Required work: Write out all the entries word for word and omit any pictures.

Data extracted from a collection
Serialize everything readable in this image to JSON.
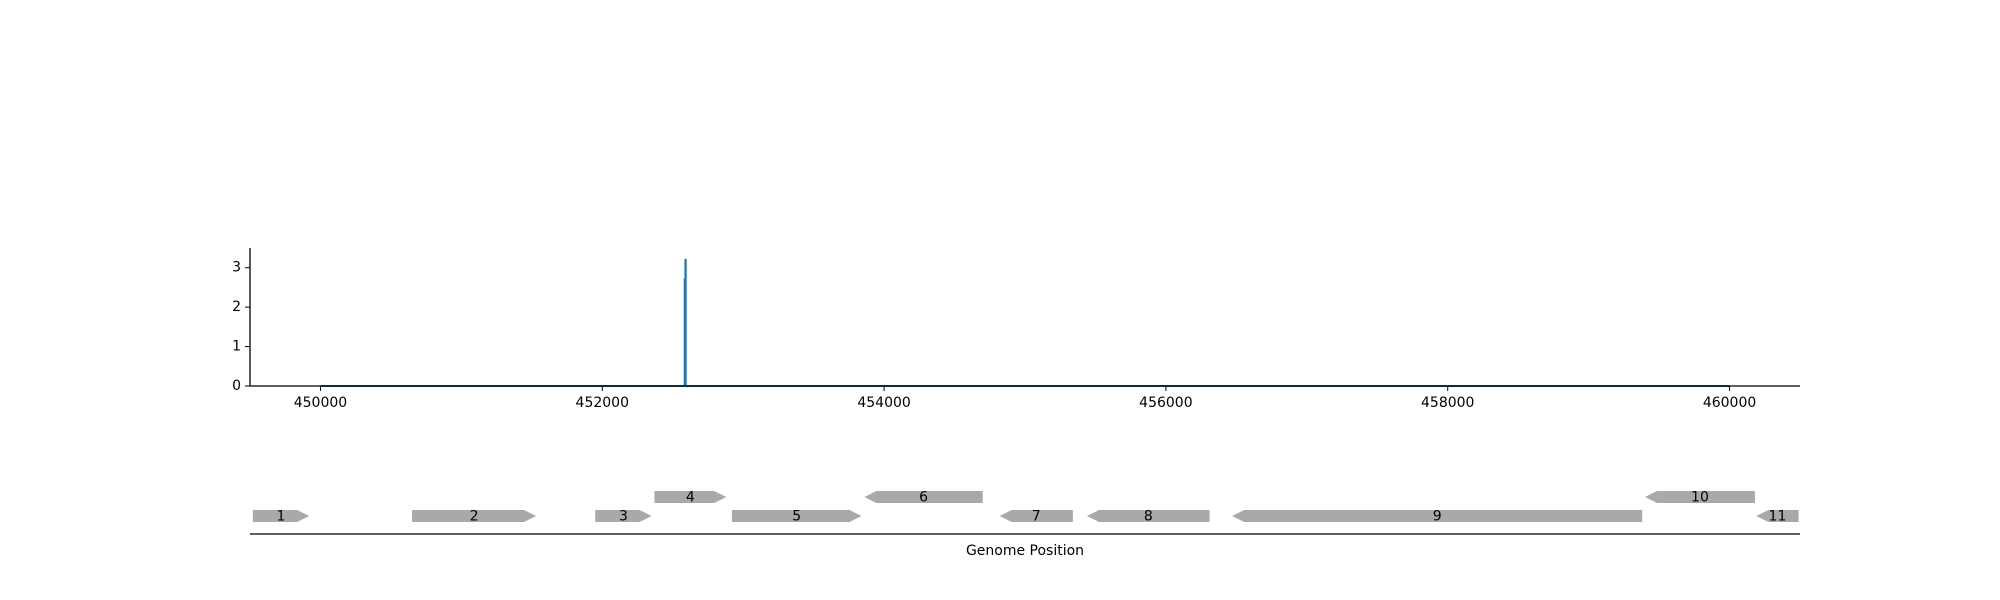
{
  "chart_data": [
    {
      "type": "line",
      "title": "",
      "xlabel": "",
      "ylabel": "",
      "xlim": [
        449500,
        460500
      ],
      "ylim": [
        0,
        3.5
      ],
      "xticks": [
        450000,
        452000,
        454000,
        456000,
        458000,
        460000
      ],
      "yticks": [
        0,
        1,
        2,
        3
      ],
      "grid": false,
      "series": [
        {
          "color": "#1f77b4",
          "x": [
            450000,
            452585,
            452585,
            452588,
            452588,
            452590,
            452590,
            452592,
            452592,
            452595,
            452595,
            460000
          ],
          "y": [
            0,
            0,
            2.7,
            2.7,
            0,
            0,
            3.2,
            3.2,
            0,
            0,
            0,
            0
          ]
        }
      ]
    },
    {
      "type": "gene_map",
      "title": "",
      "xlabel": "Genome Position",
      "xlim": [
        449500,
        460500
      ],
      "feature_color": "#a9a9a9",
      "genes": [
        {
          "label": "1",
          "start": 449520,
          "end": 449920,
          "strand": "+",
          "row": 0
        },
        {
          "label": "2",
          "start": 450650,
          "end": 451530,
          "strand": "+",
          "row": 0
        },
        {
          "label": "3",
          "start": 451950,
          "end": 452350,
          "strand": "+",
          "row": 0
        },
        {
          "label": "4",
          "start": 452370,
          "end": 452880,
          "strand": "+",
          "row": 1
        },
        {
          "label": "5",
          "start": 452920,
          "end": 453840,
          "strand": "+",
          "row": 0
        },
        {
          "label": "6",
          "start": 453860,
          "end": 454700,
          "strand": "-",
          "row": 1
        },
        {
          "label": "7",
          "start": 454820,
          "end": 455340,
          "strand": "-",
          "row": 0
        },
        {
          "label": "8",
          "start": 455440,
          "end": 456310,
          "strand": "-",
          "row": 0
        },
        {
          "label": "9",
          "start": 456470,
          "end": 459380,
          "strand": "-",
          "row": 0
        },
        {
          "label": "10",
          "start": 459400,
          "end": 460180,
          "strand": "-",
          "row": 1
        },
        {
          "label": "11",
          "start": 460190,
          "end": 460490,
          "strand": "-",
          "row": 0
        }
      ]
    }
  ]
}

Answer box:
Serialize everything readable in this image to JSON.
{
  "chart_data": [
    {
      "type": "line",
      "title": "",
      "xlabel": "",
      "ylabel": "",
      "xlim": [
        449500,
        460500
      ],
      "ylim": [
        0,
        3.5
      ],
      "xticks": [
        450000,
        452000,
        454000,
        456000,
        458000,
        460000
      ],
      "yticks": [
        0,
        1,
        2,
        3
      ],
      "grid": false,
      "series": [
        {
          "color": "#1f77b4",
          "x": [
            450000,
            452585,
            452585,
            452588,
            452588,
            452590,
            452590,
            452592,
            452592,
            452595,
            452595,
            460000
          ],
          "y": [
            0,
            0,
            2.7,
            2.7,
            0,
            0,
            3.2,
            3.2,
            0,
            0,
            0,
            0
          ]
        }
      ]
    },
    {
      "type": "gene_map",
      "title": "",
      "xlabel": "Genome Position",
      "xlim": [
        449500,
        460500
      ],
      "feature_color": "#a9a9a9",
      "genes": [
        {
          "label": "1",
          "start": 449520,
          "end": 449920,
          "strand": "+",
          "row": 0
        },
        {
          "label": "2",
          "start": 450650,
          "end": 451530,
          "strand": "+",
          "row": 0
        },
        {
          "label": "3",
          "start": 451950,
          "end": 452350,
          "strand": "+",
          "row": 0
        },
        {
          "label": "4",
          "start": 452370,
          "end": 452880,
          "strand": "+",
          "row": 1
        },
        {
          "label": "5",
          "start": 452920,
          "end": 453840,
          "strand": "+",
          "row": 0
        },
        {
          "label": "6",
          "start": 453860,
          "end": 454700,
          "strand": "-",
          "row": 1
        },
        {
          "label": "7",
          "start": 454820,
          "end": 455340,
          "strand": "-",
          "row": 0
        },
        {
          "label": "8",
          "start": 455440,
          "end": 456310,
          "strand": "-",
          "row": 0
        },
        {
          "label": "9",
          "start": 456470,
          "end": 459380,
          "strand": "-",
          "row": 0
        },
        {
          "label": "10",
          "start": 459400,
          "end": 460180,
          "strand": "-",
          "row": 1
        },
        {
          "label": "11",
          "start": 460190,
          "end": 460490,
          "strand": "-",
          "row": 0
        }
      ]
    }
  ]
}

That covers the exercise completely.